• Problem requirements: Pick out every line of the entries below where "установлению" occurs, and copy those lines.
══════════
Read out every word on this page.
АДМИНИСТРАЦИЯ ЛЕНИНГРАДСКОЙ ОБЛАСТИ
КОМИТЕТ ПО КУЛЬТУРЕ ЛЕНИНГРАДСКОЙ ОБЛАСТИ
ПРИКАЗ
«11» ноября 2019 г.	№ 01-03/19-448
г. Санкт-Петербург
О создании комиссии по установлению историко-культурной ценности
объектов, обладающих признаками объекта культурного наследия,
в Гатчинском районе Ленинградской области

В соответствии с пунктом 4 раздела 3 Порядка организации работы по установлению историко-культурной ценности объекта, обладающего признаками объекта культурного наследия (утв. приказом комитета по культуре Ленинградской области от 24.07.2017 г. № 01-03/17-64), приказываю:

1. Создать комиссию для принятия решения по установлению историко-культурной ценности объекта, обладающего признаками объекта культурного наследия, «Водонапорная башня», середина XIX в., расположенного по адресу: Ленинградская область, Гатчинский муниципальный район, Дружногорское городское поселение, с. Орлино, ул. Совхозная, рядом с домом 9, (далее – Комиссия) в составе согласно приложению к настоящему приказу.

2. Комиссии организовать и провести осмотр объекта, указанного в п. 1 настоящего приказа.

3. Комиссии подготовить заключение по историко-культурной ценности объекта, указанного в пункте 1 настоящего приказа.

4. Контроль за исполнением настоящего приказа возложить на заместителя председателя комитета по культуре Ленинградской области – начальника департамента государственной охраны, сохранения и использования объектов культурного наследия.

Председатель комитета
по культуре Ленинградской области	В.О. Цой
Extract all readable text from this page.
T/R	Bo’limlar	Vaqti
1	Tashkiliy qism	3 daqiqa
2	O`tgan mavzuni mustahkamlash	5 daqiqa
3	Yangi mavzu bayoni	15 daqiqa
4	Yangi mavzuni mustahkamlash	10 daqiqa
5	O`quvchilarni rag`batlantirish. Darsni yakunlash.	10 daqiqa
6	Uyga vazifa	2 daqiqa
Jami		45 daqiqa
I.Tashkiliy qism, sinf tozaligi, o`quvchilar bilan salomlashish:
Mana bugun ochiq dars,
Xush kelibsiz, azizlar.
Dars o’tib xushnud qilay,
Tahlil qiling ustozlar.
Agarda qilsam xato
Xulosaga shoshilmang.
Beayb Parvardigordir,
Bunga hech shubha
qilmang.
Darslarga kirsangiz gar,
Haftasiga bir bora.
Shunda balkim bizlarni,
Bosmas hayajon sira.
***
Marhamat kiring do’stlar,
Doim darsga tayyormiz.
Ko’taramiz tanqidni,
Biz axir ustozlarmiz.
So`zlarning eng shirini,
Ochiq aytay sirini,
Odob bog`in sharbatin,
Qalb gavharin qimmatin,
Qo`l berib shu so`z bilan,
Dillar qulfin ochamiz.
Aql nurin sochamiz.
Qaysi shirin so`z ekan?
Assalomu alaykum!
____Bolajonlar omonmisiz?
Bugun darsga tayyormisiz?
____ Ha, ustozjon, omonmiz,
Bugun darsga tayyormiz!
══════════
• Answer to the problem:
О создании комиссии по установлению историко-культурной ценности
В соответствии с пунктом 4 раздела 3 Порядка организации работы по установлению историко-культурной ценности объекта, обладающего признаками объекта культурного наследия (утв. приказом комитета по культуре Ленинградской области от 24.07.2017 г. № 01-03/17-64), приказываю:
1. Создать комиссию для принятия решения по установлению историко-культурной ценности объекта, обладающего признаками объекта культурного наследия, «Водонапорная башня», середина XIX в., расположенного по адресу: Ленинградская область, Гатчинский муниципальный район, Дружногорское городское поселение, с. Орлино, ул. Совхозная, рядом с домом 9, (далее – Комиссия) в составе согласно приложению к настоящему приказу.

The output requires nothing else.